- To do: Every line below that contains "originales" is to be copied.

- Records to use:
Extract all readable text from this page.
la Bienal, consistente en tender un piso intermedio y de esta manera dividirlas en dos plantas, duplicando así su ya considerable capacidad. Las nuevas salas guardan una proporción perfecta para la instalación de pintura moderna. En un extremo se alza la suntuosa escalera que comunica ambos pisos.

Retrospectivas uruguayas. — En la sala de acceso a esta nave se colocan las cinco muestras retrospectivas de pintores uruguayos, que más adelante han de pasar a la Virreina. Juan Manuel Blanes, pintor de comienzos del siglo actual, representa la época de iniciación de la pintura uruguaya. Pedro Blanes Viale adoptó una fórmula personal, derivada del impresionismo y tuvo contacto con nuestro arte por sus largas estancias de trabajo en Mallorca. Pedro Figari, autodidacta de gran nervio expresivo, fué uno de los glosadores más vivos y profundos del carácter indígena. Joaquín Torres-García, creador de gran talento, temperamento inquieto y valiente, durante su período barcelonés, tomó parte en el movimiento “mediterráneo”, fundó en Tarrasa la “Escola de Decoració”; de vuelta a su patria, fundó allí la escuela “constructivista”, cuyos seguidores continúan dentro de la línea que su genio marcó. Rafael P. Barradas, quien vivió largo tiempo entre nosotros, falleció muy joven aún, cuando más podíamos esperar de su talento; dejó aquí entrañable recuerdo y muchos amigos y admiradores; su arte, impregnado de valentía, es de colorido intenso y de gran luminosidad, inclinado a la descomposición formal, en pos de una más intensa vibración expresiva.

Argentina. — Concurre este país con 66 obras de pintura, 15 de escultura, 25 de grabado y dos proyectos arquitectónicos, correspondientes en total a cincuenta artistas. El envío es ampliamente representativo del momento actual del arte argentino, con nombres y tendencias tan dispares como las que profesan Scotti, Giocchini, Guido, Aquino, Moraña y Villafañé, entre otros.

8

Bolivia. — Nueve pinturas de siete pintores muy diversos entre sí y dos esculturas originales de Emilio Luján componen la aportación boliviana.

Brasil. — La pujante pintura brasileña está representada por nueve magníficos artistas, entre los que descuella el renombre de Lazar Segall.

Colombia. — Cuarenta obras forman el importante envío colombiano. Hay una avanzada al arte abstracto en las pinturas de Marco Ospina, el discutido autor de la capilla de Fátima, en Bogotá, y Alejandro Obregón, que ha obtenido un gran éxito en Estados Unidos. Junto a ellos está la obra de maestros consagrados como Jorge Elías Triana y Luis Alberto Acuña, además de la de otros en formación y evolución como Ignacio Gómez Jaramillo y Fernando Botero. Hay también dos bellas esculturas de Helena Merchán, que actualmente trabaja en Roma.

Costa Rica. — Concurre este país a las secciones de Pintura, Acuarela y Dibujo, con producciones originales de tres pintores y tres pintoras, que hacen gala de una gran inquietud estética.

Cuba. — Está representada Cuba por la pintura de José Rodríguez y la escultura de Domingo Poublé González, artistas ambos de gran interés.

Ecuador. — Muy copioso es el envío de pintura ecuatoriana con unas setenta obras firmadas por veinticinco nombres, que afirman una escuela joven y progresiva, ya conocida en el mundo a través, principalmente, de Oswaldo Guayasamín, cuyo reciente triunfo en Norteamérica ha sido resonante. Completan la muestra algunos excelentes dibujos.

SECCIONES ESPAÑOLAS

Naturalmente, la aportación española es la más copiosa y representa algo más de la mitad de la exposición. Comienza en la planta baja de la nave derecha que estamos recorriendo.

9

- The completed task:
Bolivia. — Nueve pinturas de siete pintores muy diversos entre sí y dos esculturas originales de Emilio Luján componen la aportación boliviana.
Costa Rica. — Concurre este país a las secciones de Pintura, Acuarela y Dibujo, con producciones originales de tres pintores y tres pintoras, que hacen gala de una gran inquietud estética.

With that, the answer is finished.